**Objective**
Count lines with "características" in them. Report only the total.

** begin Provided information **

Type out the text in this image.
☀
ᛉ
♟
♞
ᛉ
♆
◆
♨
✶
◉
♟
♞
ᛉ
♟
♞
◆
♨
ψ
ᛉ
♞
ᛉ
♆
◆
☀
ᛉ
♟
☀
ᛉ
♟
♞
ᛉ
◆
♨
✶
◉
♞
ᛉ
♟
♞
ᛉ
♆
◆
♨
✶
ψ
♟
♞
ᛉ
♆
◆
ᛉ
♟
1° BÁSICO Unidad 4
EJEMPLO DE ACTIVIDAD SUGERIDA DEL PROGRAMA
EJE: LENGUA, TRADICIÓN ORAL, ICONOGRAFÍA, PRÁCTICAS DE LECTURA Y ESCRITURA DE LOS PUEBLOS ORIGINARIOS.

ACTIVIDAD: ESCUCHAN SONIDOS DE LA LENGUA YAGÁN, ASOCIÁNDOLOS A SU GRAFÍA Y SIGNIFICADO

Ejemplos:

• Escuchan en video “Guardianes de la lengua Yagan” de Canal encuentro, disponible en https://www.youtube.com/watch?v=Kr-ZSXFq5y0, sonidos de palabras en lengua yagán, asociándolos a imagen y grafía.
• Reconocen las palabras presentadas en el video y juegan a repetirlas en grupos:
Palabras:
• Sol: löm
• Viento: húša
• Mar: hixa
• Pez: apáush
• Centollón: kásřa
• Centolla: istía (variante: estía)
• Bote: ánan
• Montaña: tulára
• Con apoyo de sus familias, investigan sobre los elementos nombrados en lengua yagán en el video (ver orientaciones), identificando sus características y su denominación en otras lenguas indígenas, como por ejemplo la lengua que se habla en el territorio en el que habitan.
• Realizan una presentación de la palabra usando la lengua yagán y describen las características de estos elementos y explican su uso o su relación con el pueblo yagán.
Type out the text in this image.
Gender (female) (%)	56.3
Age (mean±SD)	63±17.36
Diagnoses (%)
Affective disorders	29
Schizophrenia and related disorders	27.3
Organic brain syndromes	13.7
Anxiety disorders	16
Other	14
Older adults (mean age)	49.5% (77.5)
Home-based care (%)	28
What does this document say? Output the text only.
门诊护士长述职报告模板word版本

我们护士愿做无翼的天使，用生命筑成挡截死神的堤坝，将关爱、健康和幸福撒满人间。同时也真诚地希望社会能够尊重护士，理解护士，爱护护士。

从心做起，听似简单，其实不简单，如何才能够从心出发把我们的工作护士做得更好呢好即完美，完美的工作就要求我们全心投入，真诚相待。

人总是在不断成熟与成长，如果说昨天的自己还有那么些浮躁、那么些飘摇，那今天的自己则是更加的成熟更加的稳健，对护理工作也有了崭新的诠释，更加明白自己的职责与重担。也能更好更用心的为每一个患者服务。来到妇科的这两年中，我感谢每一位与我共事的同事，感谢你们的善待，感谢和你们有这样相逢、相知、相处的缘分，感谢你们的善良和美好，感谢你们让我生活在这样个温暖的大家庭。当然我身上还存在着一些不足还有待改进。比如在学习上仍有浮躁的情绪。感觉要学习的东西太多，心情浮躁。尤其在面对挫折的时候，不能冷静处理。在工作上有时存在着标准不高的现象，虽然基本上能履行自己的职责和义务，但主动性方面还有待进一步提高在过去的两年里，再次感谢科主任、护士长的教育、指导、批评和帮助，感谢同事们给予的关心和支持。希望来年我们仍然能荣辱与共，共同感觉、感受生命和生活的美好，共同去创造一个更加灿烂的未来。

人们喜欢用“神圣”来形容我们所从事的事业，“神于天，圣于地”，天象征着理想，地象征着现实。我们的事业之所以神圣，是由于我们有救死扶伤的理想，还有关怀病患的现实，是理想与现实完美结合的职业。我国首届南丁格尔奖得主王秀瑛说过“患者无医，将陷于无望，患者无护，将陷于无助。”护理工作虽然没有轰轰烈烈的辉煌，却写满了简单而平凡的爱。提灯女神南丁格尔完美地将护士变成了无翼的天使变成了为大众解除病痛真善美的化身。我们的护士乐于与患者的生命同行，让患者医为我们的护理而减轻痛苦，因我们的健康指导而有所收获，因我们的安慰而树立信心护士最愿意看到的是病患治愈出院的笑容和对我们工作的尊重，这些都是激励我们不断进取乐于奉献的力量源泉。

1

** end Provided information **

**Final result**
2